Dataset records
□ □ □ □ □ □ □
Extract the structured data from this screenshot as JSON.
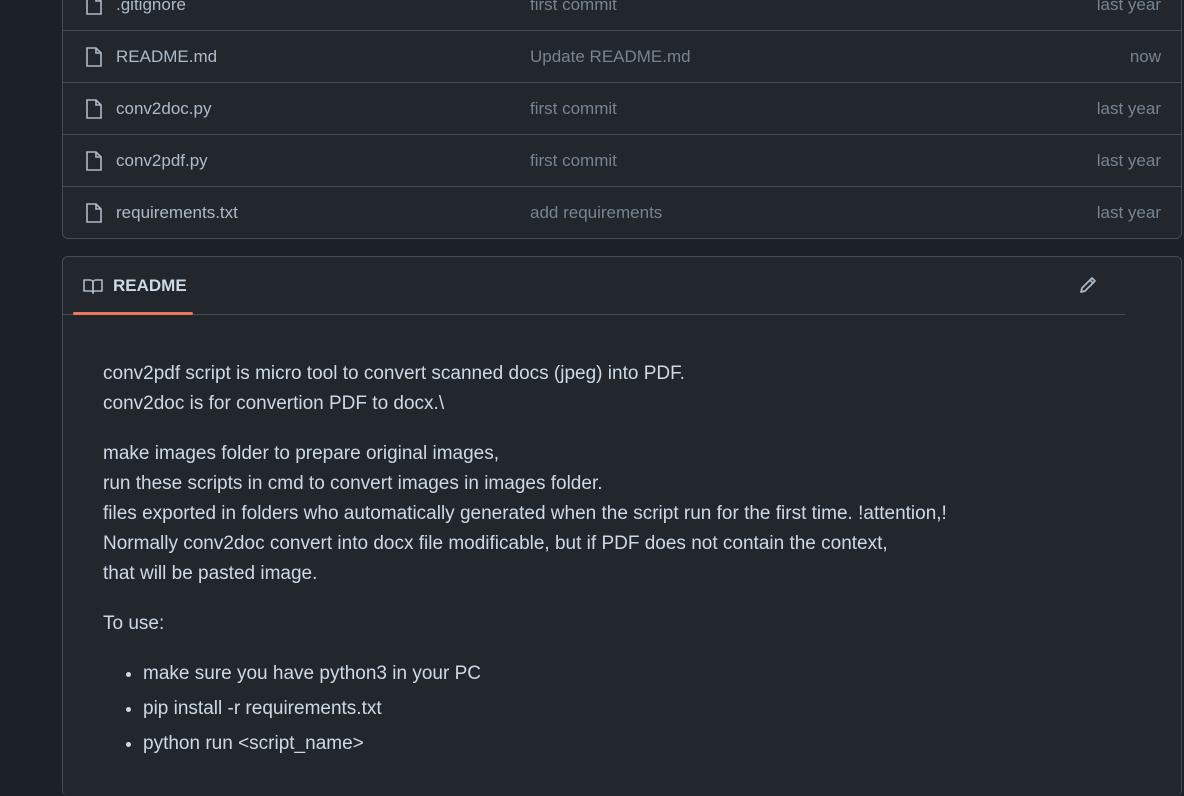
{
  "files": [
    {
      "name": ".gitignore",
      "message": "first commit",
      "time": "last year"
    },
    {
      "name": "README.md",
      "message": "Update README.md",
      "time": "now"
    },
    {
      "name": "conv2doc.py",
      "message": "first commit",
      "time": "last year"
    },
    {
      "name": "conv2pdf.py",
      "message": "first commit",
      "time": "last year"
    },
    {
      "name": "requirements.txt",
      "message": "add requirements",
      "time": "last year"
    }
  ],
  "readme": {
    "title": "README",
    "para1": [
      "conv2pdf script is micro tool to convert scanned docs (jpeg) into PDF.",
      "conv2doc is for convertion PDF to docx.\\"
    ],
    "para2": [
      "make images folder to prepare original images,",
      "run these scripts in cmd to convert images in images folder.",
      "files exported in folders who automatically generated when the script run for the first time. !attention,!",
      "Normally conv2doc convert into docx file modificable, but if PDF does not contain the context,",
      "that will be pasted image."
    ],
    "para3": "To use:",
    "list": [
      "make sure you have python3 in your PC",
      "pip install -r requirements.txt",
      "python run <script_name>"
    ]
  },
  "icons": {
    "file": "file-icon",
    "book": "book-icon",
    "edit": "pencil-icon"
  },
  "colors": {
    "accent": "#ec775c",
    "bg": "#22272e",
    "border": "#444c56"
  }
}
□ □ □ □ □ □ □
- [Written exercise]
Without including any picture, retype the entries exactly.

- [The completed task]
Extract the structured data from this screenshot as JSON.
{
  "files": [
    {
      "name": ".gitignore",
      "message": "first commit",
      "time": "last year"
    },
    {
      "name": "README.md",
      "message": "Update README.md",
      "time": "now"
    },
    {
      "name": "conv2doc.py",
      "message": "first commit",
      "time": "last year"
    },
    {
      "name": "conv2pdf.py",
      "message": "first commit",
      "time": "last year"
    },
    {
      "name": "requirements.txt",
      "message": "add requirements",
      "time": "last year"
    }
  ],
  "readme": {
    "title": "README",
    "para1": [
      "conv2pdf script is micro tool to convert scanned docs (jpeg) into PDF.",
      "conv2doc is for convertion PDF to docx.\\"
    ],
    "para2": [
      "make images folder to prepare original images,",
      "run these scripts in cmd to convert images in images folder.",
      "files exported in folders who automatically generated when the script run for the first time. !attention,!",
      "Normally conv2doc convert into docx file modificable, but if PDF does not contain the context,",
      "that will be pasted image."
    ],
    "para3": "To use:",
    "list": [
      "make sure you have python3 in your PC",
      "pip install -r requirements.txt",
      "python run <script_name>"
    ]
  },
  "icons": {
    "file": "file-icon",
    "book": "book-icon",
    "edit": "pencil-icon"
  },
  "colors": {
    "accent": "#ec775c",
    "bg": "#22272e",
    "border": "#444c56"
  }
}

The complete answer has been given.